### WHAT IS ASKED
Copy the records below word for word, keeping every line, number and mark as it appears.

### EXERCISE DATA
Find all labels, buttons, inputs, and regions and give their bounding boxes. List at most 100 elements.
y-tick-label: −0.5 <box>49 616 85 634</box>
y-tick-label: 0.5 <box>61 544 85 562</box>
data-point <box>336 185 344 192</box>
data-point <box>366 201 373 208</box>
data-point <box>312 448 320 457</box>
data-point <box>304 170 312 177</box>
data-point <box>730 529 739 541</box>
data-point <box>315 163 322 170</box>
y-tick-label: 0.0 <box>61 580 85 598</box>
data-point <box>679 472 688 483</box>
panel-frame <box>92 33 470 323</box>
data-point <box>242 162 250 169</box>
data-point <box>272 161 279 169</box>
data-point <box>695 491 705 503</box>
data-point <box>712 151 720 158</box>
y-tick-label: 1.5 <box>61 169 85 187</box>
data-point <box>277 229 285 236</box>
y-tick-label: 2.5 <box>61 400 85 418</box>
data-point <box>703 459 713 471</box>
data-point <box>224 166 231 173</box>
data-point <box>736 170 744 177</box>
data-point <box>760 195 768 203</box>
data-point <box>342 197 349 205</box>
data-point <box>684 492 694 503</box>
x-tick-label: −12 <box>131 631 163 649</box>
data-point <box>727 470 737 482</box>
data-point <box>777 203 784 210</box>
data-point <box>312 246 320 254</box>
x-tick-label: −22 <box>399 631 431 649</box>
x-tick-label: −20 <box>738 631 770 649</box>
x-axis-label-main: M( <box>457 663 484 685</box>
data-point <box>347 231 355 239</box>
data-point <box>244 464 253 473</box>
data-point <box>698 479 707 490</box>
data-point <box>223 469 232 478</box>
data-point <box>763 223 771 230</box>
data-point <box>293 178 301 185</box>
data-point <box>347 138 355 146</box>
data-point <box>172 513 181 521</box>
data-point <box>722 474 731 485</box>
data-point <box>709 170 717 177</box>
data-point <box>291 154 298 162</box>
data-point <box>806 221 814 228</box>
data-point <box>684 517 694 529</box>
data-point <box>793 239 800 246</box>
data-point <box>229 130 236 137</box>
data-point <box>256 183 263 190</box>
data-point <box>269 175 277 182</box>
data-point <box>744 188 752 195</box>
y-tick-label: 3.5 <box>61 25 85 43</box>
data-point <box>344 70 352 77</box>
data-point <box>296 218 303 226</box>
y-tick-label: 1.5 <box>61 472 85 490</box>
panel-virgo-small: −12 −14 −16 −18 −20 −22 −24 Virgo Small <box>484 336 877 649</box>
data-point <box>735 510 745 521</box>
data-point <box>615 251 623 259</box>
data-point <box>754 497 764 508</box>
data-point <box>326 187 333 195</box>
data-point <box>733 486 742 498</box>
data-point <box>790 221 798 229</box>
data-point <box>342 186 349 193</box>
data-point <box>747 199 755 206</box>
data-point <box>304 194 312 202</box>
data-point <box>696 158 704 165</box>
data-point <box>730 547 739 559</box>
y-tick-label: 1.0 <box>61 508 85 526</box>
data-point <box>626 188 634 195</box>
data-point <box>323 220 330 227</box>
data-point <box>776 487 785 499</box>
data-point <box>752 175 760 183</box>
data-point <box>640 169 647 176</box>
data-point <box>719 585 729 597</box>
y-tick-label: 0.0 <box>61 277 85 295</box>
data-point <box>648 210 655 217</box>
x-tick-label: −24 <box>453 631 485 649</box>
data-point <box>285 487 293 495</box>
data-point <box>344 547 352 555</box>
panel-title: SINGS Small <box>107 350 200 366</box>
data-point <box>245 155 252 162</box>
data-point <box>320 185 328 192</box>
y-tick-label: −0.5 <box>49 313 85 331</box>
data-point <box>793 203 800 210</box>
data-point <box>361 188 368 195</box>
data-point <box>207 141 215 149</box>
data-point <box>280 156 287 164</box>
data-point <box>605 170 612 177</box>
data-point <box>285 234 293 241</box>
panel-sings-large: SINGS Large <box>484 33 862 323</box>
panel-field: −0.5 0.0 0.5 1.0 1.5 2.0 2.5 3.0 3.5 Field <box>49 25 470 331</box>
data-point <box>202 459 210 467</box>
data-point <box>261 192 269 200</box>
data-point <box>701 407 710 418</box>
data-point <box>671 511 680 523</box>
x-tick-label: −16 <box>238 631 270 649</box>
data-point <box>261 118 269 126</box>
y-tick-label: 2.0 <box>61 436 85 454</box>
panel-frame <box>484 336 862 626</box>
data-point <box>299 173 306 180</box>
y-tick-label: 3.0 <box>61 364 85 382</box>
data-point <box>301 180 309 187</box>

### FULL SOLUTION
Find all labels, buttons, inputs, and regions and give their bounding boxes. List at most 100 elements.
y-tick-label: −0.5 <box>49 616 85 634</box>
y-tick-label: 0.5 <box>61 544 85 562</box>
data-point <box>336 185 344 192</box>
data-point <box>366 201 373 208</box>
data-point <box>312 448 320 457</box>
data-point <box>304 170 312 177</box>
data-point <box>730 529 739 541</box>
data-point <box>315 163 322 170</box>
y-tick-label: 0.0 <box>61 580 85 598</box>
data-point <box>679 472 688 483</box>
panel-frame <box>92 33 470 323</box>
data-point <box>242 162 250 169</box>
data-point <box>272 161 279 169</box>
data-point <box>695 491 705 503</box>
data-point <box>712 151 720 158</box>
y-tick-label: 1.5 <box>61 169 85 187</box>
data-point <box>277 229 285 236</box>
y-tick-label: 2.5 <box>61 400 85 418</box>
data-point <box>703 459 713 471</box>
data-point <box>224 166 231 173</box>
data-point <box>736 170 744 177</box>
data-point <box>760 195 768 203</box>
data-point <box>342 197 349 205</box>
data-point <box>684 492 694 503</box>
x-tick-label: −12 <box>131 631 163 649</box>
data-point <box>727 470 737 482</box>
data-point <box>777 203 784 210</box>
data-point <box>312 246 320 254</box>
x-tick-label: −22 <box>399 631 431 649</box>
x-tick-label: −20 <box>738 631 770 649</box>
x-axis-label-main: M( <box>457 663 484 685</box>
data-point <box>347 231 355 239</box>
data-point <box>244 464 253 473</box>
data-point <box>698 479 707 490</box>
data-point <box>223 469 232 478</box>
data-point <box>763 223 771 230</box>
data-point <box>293 178 301 185</box>
data-point <box>347 138 355 146</box>
data-point <box>172 513 181 521</box>
data-point <box>722 474 731 485</box>
data-point <box>709 170 717 177</box>
data-point <box>291 154 298 162</box>
data-point <box>806 221 814 228</box>
data-point <box>684 517 694 529</box>
data-point <box>793 239 800 246</box>
data-point <box>229 130 236 137</box>
data-point <box>256 183 263 190</box>
data-point <box>269 175 277 182</box>
data-point <box>744 188 752 195</box>
y-tick-label: 3.5 <box>61 25 85 43</box>
data-point <box>344 70 352 77</box>
data-point <box>296 218 303 226</box>
y-tick-label: 1.5 <box>61 472 85 490</box>
panel-virgo-small: −12 −14 −16 −18 −20 −22 −24 Virgo Small <box>484 336 877 649</box>
data-point <box>735 510 745 521</box>
data-point <box>615 251 623 259</box>
data-point <box>754 497 764 508</box>
data-point <box>326 187 333 195</box>
data-point <box>733 486 742 498</box>
data-point <box>790 221 798 229</box>
data-point <box>342 186 349 193</box>
data-point <box>747 199 755 206</box>
data-point <box>304 194 312 202</box>
data-point <box>696 158 704 165</box>
data-point <box>730 547 739 559</box>
y-tick-label: 1.0 <box>61 508 85 526</box>
data-point <box>626 188 634 195</box>
data-point <box>323 220 330 227</box>
data-point <box>776 487 785 499</box>
data-point <box>752 175 760 183</box>
data-point <box>640 169 647 176</box>
data-point <box>719 585 729 597</box>
y-tick-label: 0.0 <box>61 277 85 295</box>
data-point <box>648 210 655 217</box>
x-tick-label: −24 <box>453 631 485 649</box>
data-point <box>285 487 293 495</box>
data-point <box>344 547 352 555</box>
panel-title: SINGS Small <box>107 350 200 366</box>
data-point <box>245 155 252 162</box>
data-point <box>320 185 328 192</box>
y-tick-label: −0.5 <box>49 313 85 331</box>
data-point <box>793 203 800 210</box>
data-point <box>361 188 368 195</box>
data-point <box>207 141 215 149</box>
data-point <box>280 156 287 164</box>
data-point <box>605 170 612 177</box>
data-point <box>285 234 293 241</box>
panel-sings-large: SINGS Large <box>484 33 862 323</box>
panel-field: −0.5 0.0 0.5 1.0 1.5 2.0 2.5 3.0 3.5 Field <box>49 25 470 331</box>
data-point <box>202 459 210 467</box>
data-point <box>261 192 269 200</box>
data-point <box>701 407 710 418</box>
data-point <box>671 511 680 523</box>
x-tick-label: −16 <box>238 631 270 649</box>
data-point <box>261 118 269 126</box>
y-tick-label: 2.0 <box>61 436 85 454</box>
panel-frame <box>484 336 862 626</box>
data-point <box>299 173 306 180</box>
y-tick-label: 3.0 <box>61 364 85 382</box>
data-point <box>301 180 309 187</box>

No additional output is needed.